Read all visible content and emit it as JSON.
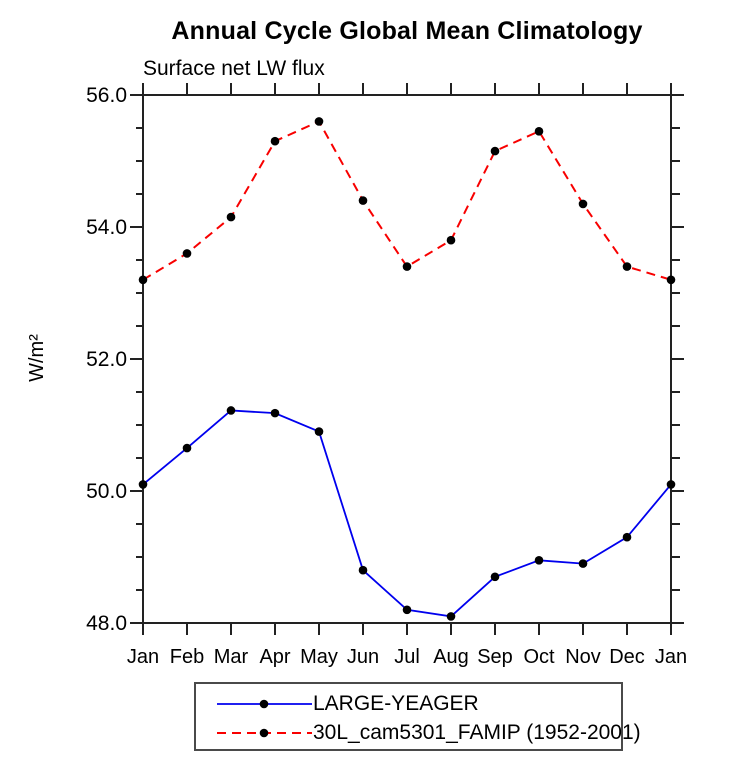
{
  "chart_data": {
    "type": "line",
    "title": "Annual Cycle Global Mean Climatology",
    "subtitle": "Surface net LW flux",
    "ylabel": "W/m²",
    "categories": [
      "Jan",
      "Feb",
      "Mar",
      "Apr",
      "May",
      "Jun",
      "Jul",
      "Aug",
      "Sep",
      "Oct",
      "Nov",
      "Dec",
      "Jan"
    ],
    "ylim": [
      48.0,
      56.0
    ],
    "ytick_major": [
      48.0,
      50.0,
      52.0,
      54.0,
      56.0
    ],
    "ytick_labels": [
      "48.0",
      "50.0",
      "52.0",
      "54.0",
      "56.0"
    ],
    "ytick_minor_step": 0.5,
    "grid": false,
    "legend_position": "bottom-center",
    "axis_color": "#222222",
    "marker_color": "#000000",
    "series": [
      {
        "name": "LARGE-YEAGER",
        "color": "#0000ee",
        "style": "solid",
        "marker": "circle",
        "values": [
          50.1,
          50.65,
          51.22,
          51.18,
          50.9,
          48.8,
          48.2,
          48.1,
          48.7,
          48.95,
          48.9,
          49.3,
          50.1
        ]
      },
      {
        "name": "30L_cam5301_FAMIP (1952-2001)",
        "color": "#f80000",
        "style": "dashed",
        "marker": "circle",
        "values": [
          53.2,
          53.6,
          54.15,
          55.3,
          55.6,
          54.4,
          53.4,
          53.8,
          55.15,
          55.45,
          54.35,
          53.4,
          53.2
        ]
      }
    ]
  }
}
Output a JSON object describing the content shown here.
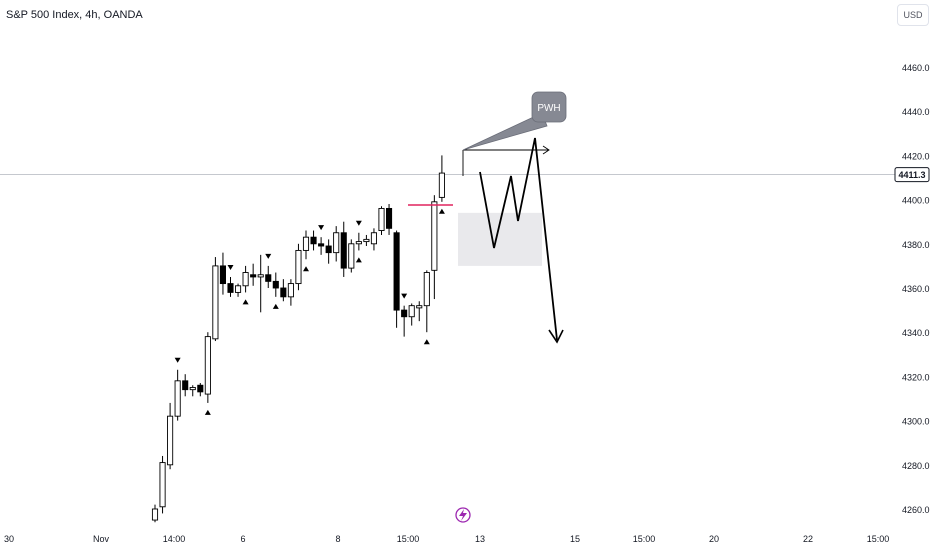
{
  "header": {
    "title": "S&P 500 Index, 4h, OANDA",
    "currency_button": "USD"
  },
  "price_tag": "4411.3",
  "annotation": {
    "label": "PWH"
  },
  "colors": {
    "bull": "#ffffff",
    "bear": "#000000",
    "outline": "#000000",
    "zone": "#e9e9ec",
    "pwh_line": "#e0245e",
    "axis_text": "#131722",
    "lightning": "#9c27b0"
  },
  "chart_data": {
    "type": "candlestick",
    "title": "S&P 500 Index, 4h, OANDA",
    "ylim": [
      4255,
      4480
    ],
    "y_ticks": [
      4260,
      4280,
      4300,
      4320,
      4340,
      4360,
      4380,
      4400,
      4420,
      4440,
      4460
    ],
    "y_tick_labels": [
      "4260.0",
      "4280.0",
      "4300.0",
      "4320.0",
      "4340.0",
      "4360.0",
      "4380.0",
      "4400.0",
      "4420.0",
      "4440.0",
      "4460.0"
    ],
    "x_tick_labels": [
      "30",
      "Nov",
      "14:00",
      "6",
      "8",
      "15:00",
      "13",
      "15",
      "15:00",
      "20",
      "22",
      "15:00"
    ],
    "last_price": 4411.3,
    "candles": [
      {
        "o": 4255,
        "h": 4262,
        "l": 4254,
        "c": 4260
      },
      {
        "o": 4261,
        "h": 4284,
        "l": 4258,
        "c": 4281
      },
      {
        "o": 4280,
        "h": 4308,
        "l": 4278,
        "c": 4302
      },
      {
        "o": 4302,
        "h": 4323,
        "l": 4300,
        "c": 4318
      },
      {
        "o": 4318,
        "h": 4321,
        "l": 4311,
        "c": 4314
      },
      {
        "o": 4314,
        "h": 4316,
        "l": 4311,
        "c": 4315
      },
      {
        "o": 4316,
        "h": 4317,
        "l": 4311,
        "c": 4313
      },
      {
        "o": 4312,
        "h": 4340,
        "l": 4308,
        "c": 4338
      },
      {
        "o": 4337,
        "h": 4374,
        "l": 4336,
        "c": 4370
      },
      {
        "o": 4370,
        "h": 4376,
        "l": 4357,
        "c": 4362
      },
      {
        "o": 4362,
        "h": 4365,
        "l": 4356,
        "c": 4358
      },
      {
        "o": 4358,
        "h": 4362,
        "l": 4356,
        "c": 4361
      },
      {
        "o": 4361,
        "h": 4370,
        "l": 4358,
        "c": 4367
      },
      {
        "o": 4366,
        "h": 4371,
        "l": 4361,
        "c": 4365
      },
      {
        "o": 4365,
        "h": 4375,
        "l": 4349,
        "c": 4366
      },
      {
        "o": 4366,
        "h": 4370,
        "l": 4360,
        "c": 4363
      },
      {
        "o": 4363,
        "h": 4367,
        "l": 4356,
        "c": 4360
      },
      {
        "o": 4360,
        "h": 4364,
        "l": 4354,
        "c": 4356
      },
      {
        "o": 4356,
        "h": 4364,
        "l": 4352,
        "c": 4362
      },
      {
        "o": 4362,
        "h": 4380,
        "l": 4359,
        "c": 4377
      },
      {
        "o": 4377,
        "h": 4386,
        "l": 4373,
        "c": 4383
      },
      {
        "o": 4383,
        "h": 4386,
        "l": 4377,
        "c": 4380
      },
      {
        "o": 4380,
        "h": 4383,
        "l": 4375,
        "c": 4379
      },
      {
        "o": 4379,
        "h": 4382,
        "l": 4371,
        "c": 4376
      },
      {
        "o": 4376,
        "h": 4388,
        "l": 4372,
        "c": 4385
      },
      {
        "o": 4385,
        "h": 4390,
        "l": 4365,
        "c": 4369
      },
      {
        "o": 4369,
        "h": 4382,
        "l": 4367,
        "c": 4380
      },
      {
        "o": 4380,
        "h": 4385,
        "l": 4377,
        "c": 4381
      },
      {
        "o": 4381,
        "h": 4384,
        "l": 4379,
        "c": 4382
      },
      {
        "o": 4380,
        "h": 4387,
        "l": 4377,
        "c": 4385
      },
      {
        "o": 4386,
        "h": 4397,
        "l": 4384,
        "c": 4396
      },
      {
        "o": 4396,
        "h": 4398,
        "l": 4384,
        "c": 4387
      },
      {
        "o": 4385,
        "h": 4386,
        "l": 4342,
        "c": 4350
      },
      {
        "o": 4350,
        "h": 4352,
        "l": 4338,
        "c": 4347
      },
      {
        "o": 4347,
        "h": 4353,
        "l": 4343,
        "c": 4352
      },
      {
        "o": 4351,
        "h": 4354,
        "l": 4345,
        "c": 4352
      },
      {
        "o": 4352,
        "h": 4368,
        "l": 4340,
        "c": 4367
      },
      {
        "o": 4368,
        "h": 4402,
        "l": 4355,
        "c": 4399
      },
      {
        "o": 4401,
        "h": 4420,
        "l": 4399,
        "c": 4412
      }
    ],
    "zone": {
      "top": 4394,
      "bottom": 4370
    },
    "pwh_level": 4399
  }
}
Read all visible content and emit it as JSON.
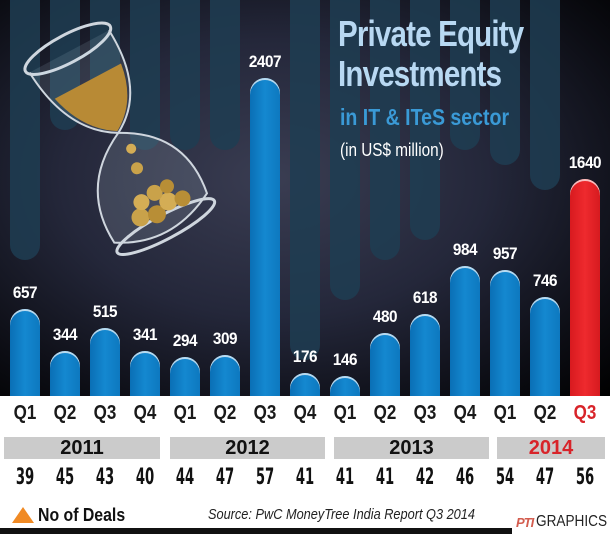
{
  "chart_data": {
    "type": "bar",
    "title": "Private Equity Investments",
    "subtitle": "in IT & ITeS sector",
    "units": "(in US$ million)",
    "xlabel": "",
    "ylabel": "US$ million",
    "categories": [
      "Q1 2011",
      "Q2 2011",
      "Q3 2011",
      "Q4 2011",
      "Q1 2012",
      "Q2 2012",
      "Q3 2012",
      "Q4 2012",
      "Q1 2013",
      "Q2 2013",
      "Q3 2013",
      "Q4 2013",
      "Q1 2014",
      "Q2 2014",
      "Q3 2014"
    ],
    "series": [
      {
        "name": "Investments (US$ million)",
        "values": [
          657,
          344,
          515,
          341,
          294,
          309,
          2407,
          176,
          146,
          480,
          618,
          984,
          957,
          746,
          1640
        ]
      },
      {
        "name": "No of Deals",
        "values": [
          39,
          45,
          43,
          40,
          44,
          47,
          57,
          41,
          41,
          41,
          42,
          46,
          54,
          47,
          56
        ]
      }
    ],
    "highlight_index": 14,
    "colors": {
      "bar": "#1488d0",
      "highlight": "#e8262b",
      "deals_marker": "#f08a24"
    },
    "ylim": [
      0,
      2407
    ],
    "grid": false,
    "legend_position": "bottom-left"
  },
  "title": {
    "line1": "Private Equity",
    "line2": "Investments",
    "subtitle": "in IT & ITeS sector",
    "units": "(in US$ million)"
  },
  "quarters": [
    "Q1",
    "Q2",
    "Q3",
    "Q4",
    "Q1",
    "Q2",
    "Q3",
    "Q4",
    "Q1",
    "Q2",
    "Q3",
    "Q4",
    "Q1",
    "Q2",
    "Q3"
  ],
  "years": [
    "2011",
    "2012",
    "2013",
    "2014"
  ],
  "bar_labels": [
    "657",
    "344",
    "515",
    "341",
    "294",
    "309",
    "2407",
    "176",
    "146",
    "480",
    "618",
    "984",
    "957",
    "746",
    "1640"
  ],
  "deals": [
    "39",
    "45",
    "43",
    "40",
    "44",
    "47",
    "57",
    "41",
    "41",
    "41",
    "42",
    "46",
    "54",
    "47",
    "56"
  ],
  "legend": {
    "label": "No of Deals",
    "icon": "triangle-icon"
  },
  "source": "Source: PwC MoneyTree India Report Q3 2014",
  "credit": {
    "logo": "PTI",
    "text": "GRAPHICS"
  }
}
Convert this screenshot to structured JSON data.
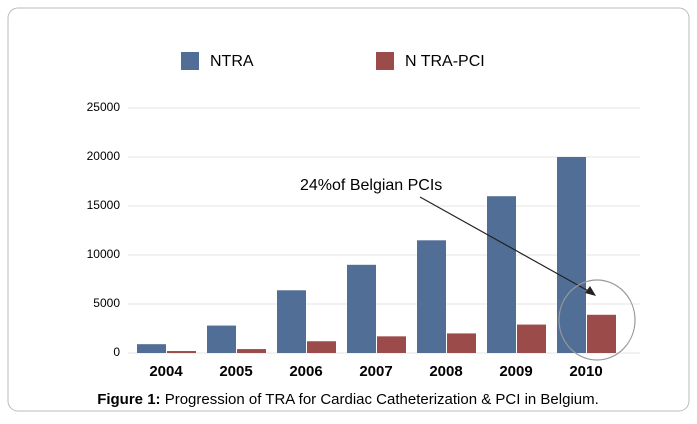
{
  "chart_data": {
    "type": "bar",
    "categories": [
      "2004",
      "2005",
      "2006",
      "2007",
      "2008",
      "2009",
      "2010"
    ],
    "series": [
      {
        "name": "NTRA",
        "color": "#516f96",
        "values": [
          900,
          2800,
          6400,
          9000,
          11500,
          16000,
          20000
        ]
      },
      {
        "name": "N TRA-PCI",
        "color": "#9c4b4b",
        "values": [
          200,
          400,
          1200,
          1700,
          2000,
          2900,
          3900
        ]
      }
    ],
    "ylim": [
      0,
      25000
    ],
    "yticks": [
      0,
      5000,
      10000,
      15000,
      20000,
      25000
    ],
    "grid": true,
    "annotation": "24%of Belgian PCIs",
    "caption": {
      "label": "Figure 1:",
      "text": " Progression of TRA for Cardiac Catheterization & PCI in Belgium."
    }
  }
}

---------------

From the listing above, copy all lines holding the word "JSON".

### [Response to the exercise]
Read all visible content and emit it as JSON.
Output a JSON object describing the content shown here.
Read all visible content and emit it as JSON.
Convert this screenshot to structured JSON data.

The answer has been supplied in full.